Fragmento de la página:
============================================================
La empresa francesa Mistral AI ha dado un paso de gigante en el competitivo mundo de la inteligencia artificial. Con una ronda de financiación Serie D de 3.000 millones de euros, la compañía se convierte en la tech privada europea que más capital ha levantado en una sola operación. Su valoración se dispara hasta los 21.000 millones de euros, casi el doble de lo que valía hace apenas un año.
La operación, liderada por el gigante surcoreano Samsung, no solo inyecta dinero, sino que también refuerza la estrategia de Mistral de convertirse en el gran referente europeo en IA, con una fuerte apuesta por la soberanía digital europea. El anuncio llega en un momento en el que la carrera por dominar la IA se intensifica y Europa busca no quedarse atrás.
Una ronda histórica encabezada por Samsung
La ronda Serie D ha sido todo un acontecimiento en el ecosistema europeo. Además de Samsung, han participado el fondo Scaleup Europe Fund, gestionado por EQT, y la firma PSG Equity. También se han sumado nuevos inversores como Advent, fondos de BlackRock o el Gran Ducado de Luxemburgo. Entre los que repiten están ASML, Nvidia o Andreessen Horowitz, demostrando el interés de la industria tecnológica por el proyecto.
Gracias a esta inyección económica, Mistral planea acelerar su investigación de IA, ampliar su capacidad de cómputo y expandirse en mercados internacionales. La empresa ya cuenta con más de 125 clientes empresariales en 20 países, entre ellos Airbus, BMW o el banco HSBC, y espera alcanzar los 1.000 millones de dólares de ingresos recurrentes anuales a finales de 2026.
Infraestructura y soberanía: las claves del plan
El CEO de Mistral, Arthur Mensch, lo tiene claro: sin una infraestructura propia, no hay soberanía. La compañía está construyendo centros de datos en Europa, como el de Les Ulis, en las afueras de París, y otro en Suecia. El objetivo es alcanzar 1 GW de capacidad de cómputo en 2030. Esta apuesta se complementa con su concepto de «IA soberana», que permite a las empresas controlar sus datos, modelos y recursos de computación.
============================================================
Datos del ejercicio:
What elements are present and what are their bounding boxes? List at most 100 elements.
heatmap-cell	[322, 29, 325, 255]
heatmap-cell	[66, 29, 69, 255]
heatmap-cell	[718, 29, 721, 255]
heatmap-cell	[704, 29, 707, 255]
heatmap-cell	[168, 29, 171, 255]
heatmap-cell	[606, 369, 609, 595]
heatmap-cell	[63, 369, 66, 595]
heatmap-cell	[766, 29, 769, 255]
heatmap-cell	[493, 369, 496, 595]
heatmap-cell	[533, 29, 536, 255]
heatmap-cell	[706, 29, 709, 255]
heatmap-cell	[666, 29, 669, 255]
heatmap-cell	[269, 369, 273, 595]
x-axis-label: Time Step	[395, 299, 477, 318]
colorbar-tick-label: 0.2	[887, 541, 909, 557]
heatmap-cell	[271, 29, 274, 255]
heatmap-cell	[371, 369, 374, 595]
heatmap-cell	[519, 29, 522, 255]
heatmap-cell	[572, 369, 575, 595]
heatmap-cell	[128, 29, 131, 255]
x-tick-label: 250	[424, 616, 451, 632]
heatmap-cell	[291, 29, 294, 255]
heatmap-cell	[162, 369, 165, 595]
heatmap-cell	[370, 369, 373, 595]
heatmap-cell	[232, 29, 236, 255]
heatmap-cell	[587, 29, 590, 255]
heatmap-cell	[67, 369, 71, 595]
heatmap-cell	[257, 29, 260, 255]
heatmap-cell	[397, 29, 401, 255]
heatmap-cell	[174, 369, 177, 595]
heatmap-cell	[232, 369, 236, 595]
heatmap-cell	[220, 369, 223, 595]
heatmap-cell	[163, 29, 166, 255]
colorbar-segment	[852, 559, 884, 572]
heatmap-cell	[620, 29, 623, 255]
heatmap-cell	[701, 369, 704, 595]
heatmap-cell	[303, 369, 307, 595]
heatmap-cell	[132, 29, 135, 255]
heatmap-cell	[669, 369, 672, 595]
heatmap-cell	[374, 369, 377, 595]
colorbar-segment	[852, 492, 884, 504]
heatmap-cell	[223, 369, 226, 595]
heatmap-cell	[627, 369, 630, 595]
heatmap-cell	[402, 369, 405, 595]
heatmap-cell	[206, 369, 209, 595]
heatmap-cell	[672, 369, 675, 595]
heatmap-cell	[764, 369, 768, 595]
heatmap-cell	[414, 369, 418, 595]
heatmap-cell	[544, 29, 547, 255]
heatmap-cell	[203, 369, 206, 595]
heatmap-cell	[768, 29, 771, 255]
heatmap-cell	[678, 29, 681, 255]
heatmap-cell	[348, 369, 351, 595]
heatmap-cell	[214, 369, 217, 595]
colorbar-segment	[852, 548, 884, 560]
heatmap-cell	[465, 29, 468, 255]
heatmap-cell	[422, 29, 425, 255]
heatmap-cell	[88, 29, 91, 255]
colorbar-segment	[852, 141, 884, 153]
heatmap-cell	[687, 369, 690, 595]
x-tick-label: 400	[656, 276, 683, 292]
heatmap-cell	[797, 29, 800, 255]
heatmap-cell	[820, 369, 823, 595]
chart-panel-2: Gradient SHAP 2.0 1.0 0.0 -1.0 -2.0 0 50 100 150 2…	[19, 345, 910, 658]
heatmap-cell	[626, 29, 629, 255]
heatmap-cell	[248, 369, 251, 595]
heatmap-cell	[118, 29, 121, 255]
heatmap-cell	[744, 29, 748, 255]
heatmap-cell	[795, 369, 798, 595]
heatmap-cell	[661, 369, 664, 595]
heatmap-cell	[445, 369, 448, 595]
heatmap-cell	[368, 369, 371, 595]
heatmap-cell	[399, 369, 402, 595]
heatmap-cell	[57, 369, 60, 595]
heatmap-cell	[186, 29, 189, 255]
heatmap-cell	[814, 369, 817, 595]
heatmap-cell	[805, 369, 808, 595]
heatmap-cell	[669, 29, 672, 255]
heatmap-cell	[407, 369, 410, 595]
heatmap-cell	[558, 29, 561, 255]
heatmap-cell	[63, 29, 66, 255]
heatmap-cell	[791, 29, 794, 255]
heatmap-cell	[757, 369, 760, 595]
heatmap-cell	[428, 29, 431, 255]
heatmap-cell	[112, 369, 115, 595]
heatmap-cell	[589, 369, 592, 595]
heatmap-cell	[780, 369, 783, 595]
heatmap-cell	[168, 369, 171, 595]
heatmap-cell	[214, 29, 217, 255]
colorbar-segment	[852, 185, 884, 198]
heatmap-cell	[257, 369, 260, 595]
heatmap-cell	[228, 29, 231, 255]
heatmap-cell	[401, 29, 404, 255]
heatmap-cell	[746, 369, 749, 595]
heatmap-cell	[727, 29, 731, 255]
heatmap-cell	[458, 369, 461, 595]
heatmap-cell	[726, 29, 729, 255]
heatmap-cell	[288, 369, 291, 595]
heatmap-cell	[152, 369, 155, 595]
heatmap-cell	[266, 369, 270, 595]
============================================================
Tus tareas:
A. Según el texto sobre Mistral AI, ¿qué capacidad de cómputo quiere alcanzar la compañía en 2030?
B. Reproduce sin cambios todo lo que va desde "Gracias a esta" hasta "finales de 2026." en el texto sobre Mistral AI.

Respuestas del ejercicio:
A. 1 GW de capacidad de cómputo.

B.
Gracias a esta inyección económica, Mistral planea acelerar su investigación de IA, ampliar su capacidad de cómputo y expandirse en mercados internacionales. La empresa ya cuenta con más de 125 clientes empresariales en 20 países, entre ellos Airbus, BMW o el banco HSBC, y espera alcanzar los 1.000 millones de dólares de ingresos recurrentes anuales a finales de 2026.